- [DIRECTIONS FOR THIS TASK]
Copy all records verbatim.
========
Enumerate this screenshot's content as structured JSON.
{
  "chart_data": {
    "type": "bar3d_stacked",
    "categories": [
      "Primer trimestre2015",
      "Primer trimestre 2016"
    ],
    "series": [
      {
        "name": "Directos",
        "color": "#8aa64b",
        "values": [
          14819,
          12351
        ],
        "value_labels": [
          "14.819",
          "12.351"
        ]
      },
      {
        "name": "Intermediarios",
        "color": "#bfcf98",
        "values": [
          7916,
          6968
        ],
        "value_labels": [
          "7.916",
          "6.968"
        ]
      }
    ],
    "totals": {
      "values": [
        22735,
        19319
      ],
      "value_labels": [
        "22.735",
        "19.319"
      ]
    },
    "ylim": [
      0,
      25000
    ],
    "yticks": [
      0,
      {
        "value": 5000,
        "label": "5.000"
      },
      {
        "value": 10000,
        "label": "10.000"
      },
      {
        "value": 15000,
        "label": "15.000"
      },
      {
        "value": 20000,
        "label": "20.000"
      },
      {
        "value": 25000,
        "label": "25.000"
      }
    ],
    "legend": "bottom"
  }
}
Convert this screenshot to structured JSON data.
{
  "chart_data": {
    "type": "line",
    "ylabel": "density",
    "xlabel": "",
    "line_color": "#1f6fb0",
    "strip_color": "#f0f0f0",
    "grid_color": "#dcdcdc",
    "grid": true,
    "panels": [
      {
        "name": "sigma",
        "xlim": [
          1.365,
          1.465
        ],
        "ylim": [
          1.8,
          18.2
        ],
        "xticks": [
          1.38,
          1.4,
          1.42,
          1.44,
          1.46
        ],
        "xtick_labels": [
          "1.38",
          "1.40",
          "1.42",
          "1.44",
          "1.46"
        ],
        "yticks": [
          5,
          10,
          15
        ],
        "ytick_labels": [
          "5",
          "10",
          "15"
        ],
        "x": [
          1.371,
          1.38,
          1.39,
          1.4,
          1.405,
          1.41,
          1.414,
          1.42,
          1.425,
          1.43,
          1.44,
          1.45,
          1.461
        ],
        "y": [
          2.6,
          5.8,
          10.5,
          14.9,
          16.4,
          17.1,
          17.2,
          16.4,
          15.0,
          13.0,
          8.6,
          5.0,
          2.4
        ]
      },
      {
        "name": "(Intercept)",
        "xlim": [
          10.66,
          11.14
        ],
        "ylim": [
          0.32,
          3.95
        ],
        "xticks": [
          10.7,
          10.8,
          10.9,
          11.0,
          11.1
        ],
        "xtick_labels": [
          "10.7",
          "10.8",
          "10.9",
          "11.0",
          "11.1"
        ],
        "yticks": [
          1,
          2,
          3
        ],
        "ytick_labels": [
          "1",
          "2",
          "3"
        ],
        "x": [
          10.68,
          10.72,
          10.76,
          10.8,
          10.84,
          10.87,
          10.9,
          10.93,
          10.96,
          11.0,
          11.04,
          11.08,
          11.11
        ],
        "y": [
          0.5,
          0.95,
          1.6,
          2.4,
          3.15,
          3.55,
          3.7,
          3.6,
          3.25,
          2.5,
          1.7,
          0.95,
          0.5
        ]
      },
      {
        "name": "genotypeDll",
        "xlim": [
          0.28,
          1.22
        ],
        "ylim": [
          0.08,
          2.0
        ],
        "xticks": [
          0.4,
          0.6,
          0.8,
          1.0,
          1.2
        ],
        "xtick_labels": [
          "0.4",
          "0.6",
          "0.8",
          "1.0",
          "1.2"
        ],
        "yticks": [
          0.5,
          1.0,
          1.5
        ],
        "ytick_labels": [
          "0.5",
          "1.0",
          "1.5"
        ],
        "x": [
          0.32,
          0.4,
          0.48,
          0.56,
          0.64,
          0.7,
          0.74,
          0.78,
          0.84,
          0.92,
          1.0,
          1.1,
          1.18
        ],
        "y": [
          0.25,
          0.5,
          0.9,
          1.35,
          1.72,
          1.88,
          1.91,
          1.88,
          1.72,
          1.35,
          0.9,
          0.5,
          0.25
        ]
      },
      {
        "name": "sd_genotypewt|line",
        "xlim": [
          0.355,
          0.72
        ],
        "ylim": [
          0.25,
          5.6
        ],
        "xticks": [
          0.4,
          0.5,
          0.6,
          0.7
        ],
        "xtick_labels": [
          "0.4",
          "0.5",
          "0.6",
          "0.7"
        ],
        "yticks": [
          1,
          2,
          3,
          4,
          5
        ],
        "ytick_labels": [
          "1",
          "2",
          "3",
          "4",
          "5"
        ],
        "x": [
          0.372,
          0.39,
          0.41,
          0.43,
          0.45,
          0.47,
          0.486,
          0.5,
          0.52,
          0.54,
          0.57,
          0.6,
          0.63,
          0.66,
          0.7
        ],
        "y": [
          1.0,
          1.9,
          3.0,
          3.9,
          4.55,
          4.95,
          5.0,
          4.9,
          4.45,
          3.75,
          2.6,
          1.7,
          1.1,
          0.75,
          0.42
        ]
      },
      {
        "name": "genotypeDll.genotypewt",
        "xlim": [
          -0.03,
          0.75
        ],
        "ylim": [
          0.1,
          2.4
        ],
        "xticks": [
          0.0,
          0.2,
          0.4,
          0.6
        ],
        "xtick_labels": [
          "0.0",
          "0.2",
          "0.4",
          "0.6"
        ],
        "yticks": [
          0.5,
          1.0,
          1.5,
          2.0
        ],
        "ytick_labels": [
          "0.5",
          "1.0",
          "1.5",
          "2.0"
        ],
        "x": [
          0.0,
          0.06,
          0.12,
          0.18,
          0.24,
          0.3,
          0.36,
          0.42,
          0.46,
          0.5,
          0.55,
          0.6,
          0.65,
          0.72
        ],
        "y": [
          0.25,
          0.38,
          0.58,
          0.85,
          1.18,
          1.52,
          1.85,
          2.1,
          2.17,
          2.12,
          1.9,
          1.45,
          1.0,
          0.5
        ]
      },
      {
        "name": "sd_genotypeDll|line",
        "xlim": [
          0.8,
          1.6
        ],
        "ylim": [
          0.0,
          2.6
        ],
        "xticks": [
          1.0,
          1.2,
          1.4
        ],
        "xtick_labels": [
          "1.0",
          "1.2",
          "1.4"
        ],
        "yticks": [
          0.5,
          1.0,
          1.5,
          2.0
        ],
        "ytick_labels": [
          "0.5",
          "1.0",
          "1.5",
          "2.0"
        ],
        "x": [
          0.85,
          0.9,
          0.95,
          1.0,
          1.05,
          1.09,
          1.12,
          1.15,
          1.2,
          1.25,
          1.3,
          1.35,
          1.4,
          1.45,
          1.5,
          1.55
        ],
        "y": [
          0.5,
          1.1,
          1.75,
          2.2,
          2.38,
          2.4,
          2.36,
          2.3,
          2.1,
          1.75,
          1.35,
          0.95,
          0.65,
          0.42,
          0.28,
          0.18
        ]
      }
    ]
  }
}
========
- [RESULT OF THE EXERCISE]
Enumerate this screenshot's content as structured JSON.
{
  "chart_data": {
    "type": "bar3d_stacked",
    "categories": [
      "Primer trimestre2015",
      "Primer trimestre 2016"
    ],
    "series": [
      {
        "name": "Directos",
        "color": "#8aa64b",
        "values": [
          14819,
          12351
        ],
        "value_labels": [
          "14.819",
          "12.351"
        ]
      },
      {
        "name": "Intermediarios",
        "color": "#bfcf98",
        "values": [
          7916,
          6968
        ],
        "value_labels": [
          "7.916",
          "6.968"
        ]
      }
    ],
    "totals": {
      "values": [
        22735,
        19319
      ],
      "value_labels": [
        "22.735",
        "19.319"
      ]
    },
    "ylim": [
      0,
      25000
    ],
    "yticks": [
      0,
      {
        "value": 5000,
        "label": "5.000"
      },
      {
        "value": 10000,
        "label": "10.000"
      },
      {
        "value": 15000,
        "label": "15.000"
      },
      {
        "value": 20000,
        "label": "20.000"
      },
      {
        "value": 25000,
        "label": "25.000"
      }
    ],
    "legend": "bottom"
  }
}
Convert this screenshot to structured JSON data.
{
  "chart_data": {
    "type": "line",
    "ylabel": "density",
    "xlabel": "",
    "line_color": "#1f6fb0",
    "strip_color": "#f0f0f0",
    "grid_color": "#dcdcdc",
    "grid": true,
    "panels": [
      {
        "name": "sigma",
        "xlim": [
          1.365,
          1.465
        ],
        "ylim": [
          1.8,
          18.2
        ],
        "xticks": [
          1.38,
          1.4,
          1.42,
          1.44,
          1.46
        ],
        "xtick_labels": [
          "1.38",
          "1.40",
          "1.42",
          "1.44",
          "1.46"
        ],
        "yticks": [
          5,
          10,
          15
        ],
        "ytick_labels": [
          "5",
          "10",
          "15"
        ],
        "x": [
          1.371,
          1.38,
          1.39,
          1.4,
          1.405,
          1.41,
          1.414,
          1.42,
          1.425,
          1.43,
          1.44,
          1.45,
          1.461
        ],
        "y": [
          2.6,
          5.8,
          10.5,
          14.9,
          16.4,
          17.1,
          17.2,
          16.4,
          15.0,
          13.0,
          8.6,
          5.0,
          2.4
        ]
      },
      {
        "name": "(Intercept)",
        "xlim": [
          10.66,
          11.14
        ],
        "ylim": [
          0.32,
          3.95
        ],
        "xticks": [
          10.7,
          10.8,
          10.9,
          11.0,
          11.1
        ],
        "xtick_labels": [
          "10.7",
          "10.8",
          "10.9",
          "11.0",
          "11.1"
        ],
        "yticks": [
          1,
          2,
          3
        ],
        "ytick_labels": [
          "1",
          "2",
          "3"
        ],
        "x": [
          10.68,
          10.72,
          10.76,
          10.8,
          10.84,
          10.87,
          10.9,
          10.93,
          10.96,
          11.0,
          11.04,
          11.08,
          11.11
        ],
        "y": [
          0.5,
          0.95,
          1.6,
          2.4,
          3.15,
          3.55,
          3.7,
          3.6,
          3.25,
          2.5,
          1.7,
          0.95,
          0.5
        ]
      },
      {
        "name": "genotypeDll",
        "xlim": [
          0.28,
          1.22
        ],
        "ylim": [
          0.08,
          2.0
        ],
        "xticks": [
          0.4,
          0.6,
          0.8,
          1.0,
          1.2
        ],
        "xtick_labels": [
          "0.4",
          "0.6",
          "0.8",
          "1.0",
          "1.2"
        ],
        "yticks": [
          0.5,
          1.0,
          1.5
        ],
        "ytick_labels": [
          "0.5",
          "1.0",
          "1.5"
        ],
        "x": [
          0.32,
          0.4,
          0.48,
          0.56,
          0.64,
          0.7,
          0.74,
          0.78,
          0.84,
          0.92,
          1.0,
          1.1,
          1.18
        ],
        "y": [
          0.25,
          0.5,
          0.9,
          1.35,
          1.72,
          1.88,
          1.91,
          1.88,
          1.72,
          1.35,
          0.9,
          0.5,
          0.25
        ]
      },
      {
        "name": "sd_genotypewt|line",
        "xlim": [
          0.355,
          0.72
        ],
        "ylim": [
          0.25,
          5.6
        ],
        "xticks": [
          0.4,
          0.5,
          0.6,
          0.7
        ],
        "xtick_labels": [
          "0.4",
          "0.5",
          "0.6",
          "0.7"
        ],
        "yticks": [
          1,
          2,
          3,
          4,
          5
        ],
        "ytick_labels": [
          "1",
          "2",
          "3",
          "4",
          "5"
        ],
        "x": [
          0.372,
          0.39,
          0.41,
          0.43,
          0.45,
          0.47,
          0.486,
          0.5,
          0.52,
          0.54,
          0.57,
          0.6,
          0.63,
          0.66,
          0.7
        ],
        "y": [
          1.0,
          1.9,
          3.0,
          3.9,
          4.55,
          4.95,
          5.0,
          4.9,
          4.45,
          3.75,
          2.6,
          1.7,
          1.1,
          0.75,
          0.42
        ]
      },
      {
        "name": "genotypeDll.genotypewt",
        "xlim": [
          -0.03,
          0.75
        ],
        "ylim": [
          0.1,
          2.4
        ],
        "xticks": [
          0.0,
          0.2,
          0.4,
          0.6
        ],
        "xtick_labels": [
          "0.0",
          "0.2",
          "0.4",
          "0.6"
        ],
        "yticks": [
          0.5,
          1.0,
          1.5,
          2.0
        ],
        "ytick_labels": [
          "0.5",
          "1.0",
          "1.5",
          "2.0"
        ],
        "x": [
          0.0,
          0.06,
          0.12,
          0.18,
          0.24,
          0.3,
          0.36,
          0.42,
          0.46,
          0.5,
          0.55,
          0.6,
          0.65,
          0.72
        ],
        "y": [
          0.25,
          0.38,
          0.58,
          0.85,
          1.18,
          1.52,
          1.85,
          2.1,
          2.17,
          2.12,
          1.9,
          1.45,
          1.0,
          0.5
        ]
      },
      {
        "name": "sd_genotypeDll|line",
        "xlim": [
          0.8,
          1.6
        ],
        "ylim": [
          0.0,
          2.6
        ],
        "xticks": [
          1.0,
          1.2,
          1.4
        ],
        "xtick_labels": [
          "1.0",
          "1.2",
          "1.4"
        ],
        "yticks": [
          0.5,
          1.0,
          1.5,
          2.0
        ],
        "ytick_labels": [
          "0.5",
          "1.0",
          "1.5",
          "2.0"
        ],
        "x": [
          0.85,
          0.9,
          0.95,
          1.0,
          1.05,
          1.09,
          1.12,
          1.15,
          1.2,
          1.25,
          1.3,
          1.35,
          1.4,
          1.45,
          1.5,
          1.55
        ],
        "y": [
          0.5,
          1.1,
          1.75,
          2.2,
          2.38,
          2.4,
          2.36,
          2.3,
          2.1,
          1.75,
          1.35,
          0.95,
          0.65,
          0.42,
          0.28,
          0.18
        ]
      }
    ]
  }
}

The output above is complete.